• [Short exercise] Repeat the material below word for word and leave out all pictures.

• [Supplied material]
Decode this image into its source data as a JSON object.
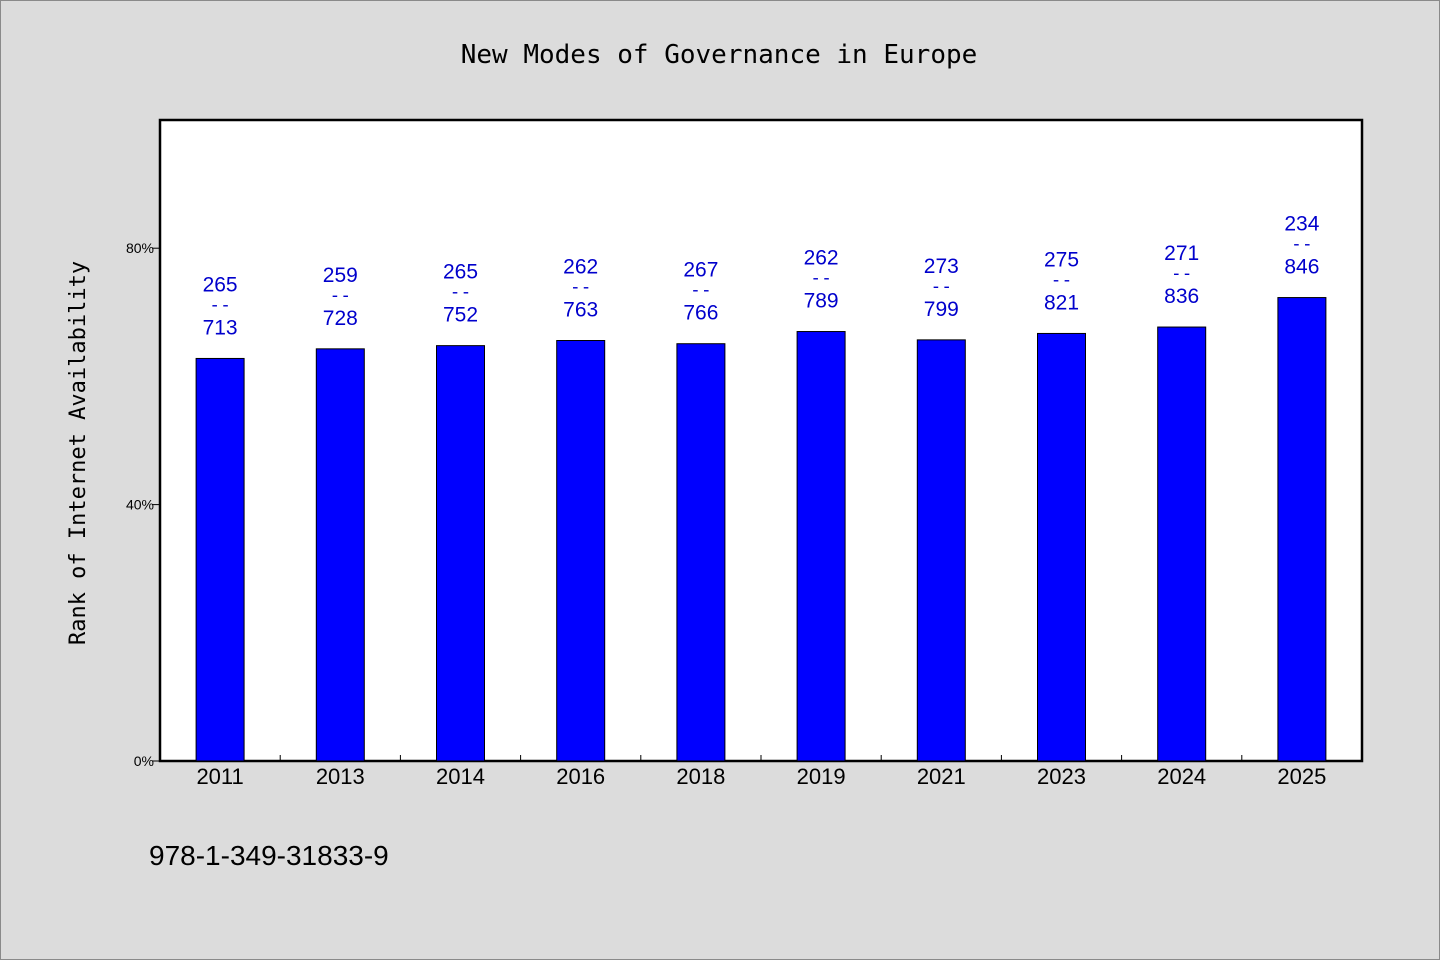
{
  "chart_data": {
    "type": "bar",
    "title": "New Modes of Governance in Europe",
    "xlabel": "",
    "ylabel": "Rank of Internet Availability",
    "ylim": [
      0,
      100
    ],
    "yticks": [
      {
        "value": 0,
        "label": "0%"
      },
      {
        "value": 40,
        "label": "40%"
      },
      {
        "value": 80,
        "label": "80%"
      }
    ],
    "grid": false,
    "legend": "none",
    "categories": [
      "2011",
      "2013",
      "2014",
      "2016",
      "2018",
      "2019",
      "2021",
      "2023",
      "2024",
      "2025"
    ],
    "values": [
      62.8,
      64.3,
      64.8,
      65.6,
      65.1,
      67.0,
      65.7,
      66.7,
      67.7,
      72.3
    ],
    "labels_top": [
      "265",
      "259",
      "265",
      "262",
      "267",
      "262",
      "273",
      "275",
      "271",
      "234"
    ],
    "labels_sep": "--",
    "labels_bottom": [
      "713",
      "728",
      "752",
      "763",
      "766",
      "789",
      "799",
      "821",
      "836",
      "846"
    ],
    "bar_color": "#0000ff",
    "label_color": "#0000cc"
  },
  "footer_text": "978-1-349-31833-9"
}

• [Written solution]
Decode this image into its source data as a JSON object.
{
  "chart_data": {
    "type": "bar",
    "title": "New Modes of Governance in Europe",
    "xlabel": "",
    "ylabel": "Rank of Internet Availability",
    "ylim": [
      0,
      100
    ],
    "yticks": [
      {
        "value": 0,
        "label": "0%"
      },
      {
        "value": 40,
        "label": "40%"
      },
      {
        "value": 80,
        "label": "80%"
      }
    ],
    "grid": false,
    "legend": "none",
    "categories": [
      "2011",
      "2013",
      "2014",
      "2016",
      "2018",
      "2019",
      "2021",
      "2023",
      "2024",
      "2025"
    ],
    "values": [
      62.8,
      64.3,
      64.8,
      65.6,
      65.1,
      67.0,
      65.7,
      66.7,
      67.7,
      72.3
    ],
    "labels_top": [
      "265",
      "259",
      "265",
      "262",
      "267",
      "262",
      "273",
      "275",
      "271",
      "234"
    ],
    "labels_sep": "--",
    "labels_bottom": [
      "713",
      "728",
      "752",
      "763",
      "766",
      "789",
      "799",
      "821",
      "836",
      "846"
    ],
    "bar_color": "#0000ff",
    "label_color": "#0000cc"
  },
  "footer_text": "978-1-349-31833-9"
}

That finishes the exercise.